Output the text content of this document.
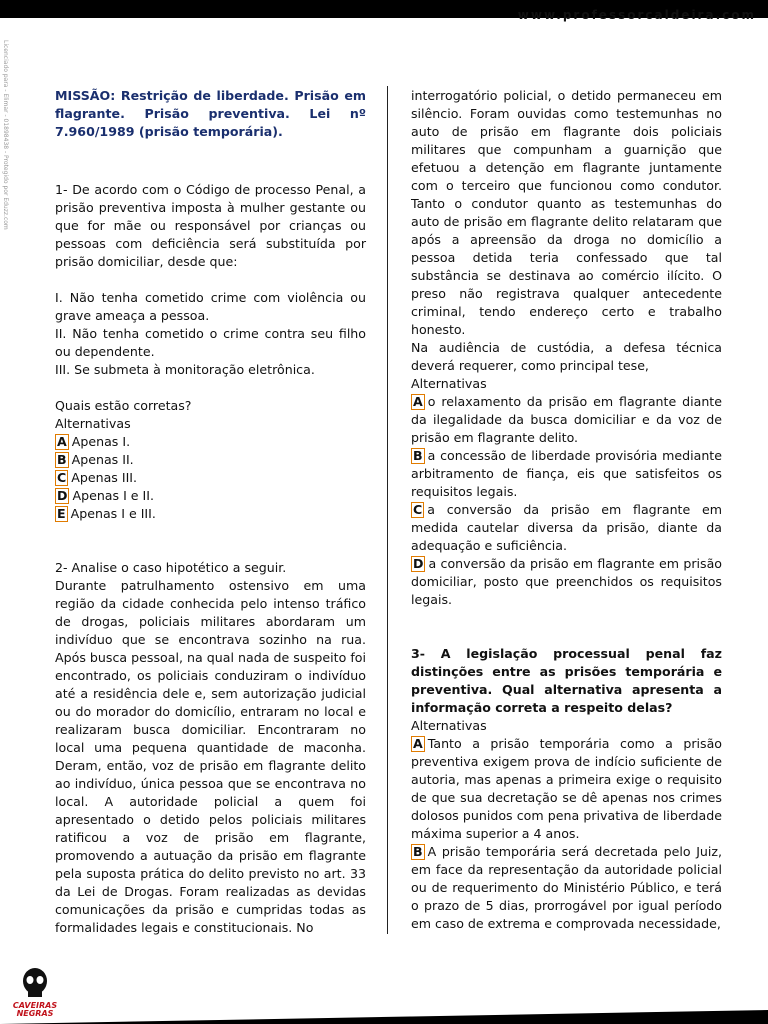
www.professorcaldeira.com
Licenciado para - Elimar - 01898438 - Protegido por Eduzz.com	MISSÃO: Restrição de liberdade. Prisão em flagrante. Prisão preventiva. Lei nº 7.960/1989 (prisão temporária).

1- De acordo com o Código de processo Penal, a prisão preventiva imposta à mulher gestante ou que for mãe ou responsável por crianças ou pessoas com deficiência será substituída por prisão domiciliar, desde que:

I. Não tenha cometido crime com violência ou grave ameaça a pessoa.

II. Não tenha cometido o crime contra seu filho ou dependente.

III. Se submeta à monitoração eletrônica.

Quais estão corretas?

Alternativas

A Apenas I.

B Apenas II.

C Apenas III.

D Apenas I e II.

E Apenas I e III.

2- Analise o caso hipotético a seguir.
Durante patrulhamento ostensivo em uma região da cidade conhecida pelo intenso tráfico de drogas, policiais militares abordaram um indivíduo que se encontrava sozinho na rua. Após busca pessoal, na qual nada de suspeito foi encontrado, os policiais conduziram o indivíduo até a residência dele e, sem autorização judicial ou do morador do domicílio, entraram no local e realizaram busca domiciliar. Encontraram no local uma pequena quantidade de maconha. Deram, então, voz de prisão em flagrante delito ao indivíduo, única pessoa que se encontrava no local. A autoridade policial a quem foi apresentado o detido pelos policiais militares ratificou a voz de prisão em flagrante, promovendo a autuação da prisão em flagrante pela suposta prática do delito previsto no art. 33 da Lei de Drogas. Foram realizadas as devidas comunicações da prisão e cumpridas todas as formalidades legais e constitucionais. No

interrogatório policial, o detido permaneceu em silêncio. Foram ouvidas como testemunhas no auto de prisão em flagrante dois policiais militares que compunham a guarnição que efetuou a detenção em flagrante juntamente com o terceiro que funcionou como condutor. Tanto o condutor quanto as testemunhas do auto de prisão em flagrante delito relataram que após a apreensão da droga no domicílio a pessoa detida teria confessado que tal substância se destinava ao comércio ilícito. O preso não registrava qualquer antecedente criminal, tendo endereço certo e trabalho honesto.

Na audiência de custódia, a defesa técnica deverá requerer, como principal tese,

Alternativas

A o relaxamento da prisão em flagrante diante da ilegalidade da busca domiciliar e da voz de prisão em flagrante delito.

B a concessão de liberdade provisória mediante arbitramento de fiança, eis que satisfeitos os requisitos legais.

C a conversão da prisão em flagrante em medida cautelar diversa da prisão, diante da adequação e suficiência.

D a conversão da prisão em flagrante em prisão domiciliar, posto que preenchidos os requisitos legais.

3- A legislação processual penal faz distinções entre as prisões temporária e preventiva. Qual alternativa apresenta a informação correta a respeito delas?

Alternativas

A Tanto a prisão temporária como a prisão preventiva exigem prova de indício suficiente de autoria, mas apenas a primeira exige o requisito de que sua decretação se dê apenas nos crimes dolosos punidos com pena privativa de liberdade máxima superior a 4 anos.

B A prisão temporária será decretada pelo Juiz, em face da representação da autoridade policial ou de requerimento do Ministério Público, e terá o prazo de 5 dias, prorrogável por igual período em caso de extrema e comprovada necessidade,

CAVEIRAS
NEGRAS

# # # #

§ Task directions
Copy out each line in the preceding records that contains "requisitos".

§ Correct output
B a concessão de liberdade provisória mediante arbitramento de fiança, eis que satisfeitos os requisitos legais.
D a conversão da prisão em flagrante em prisão domiciliar, posto que preenchidos os requisitos legais.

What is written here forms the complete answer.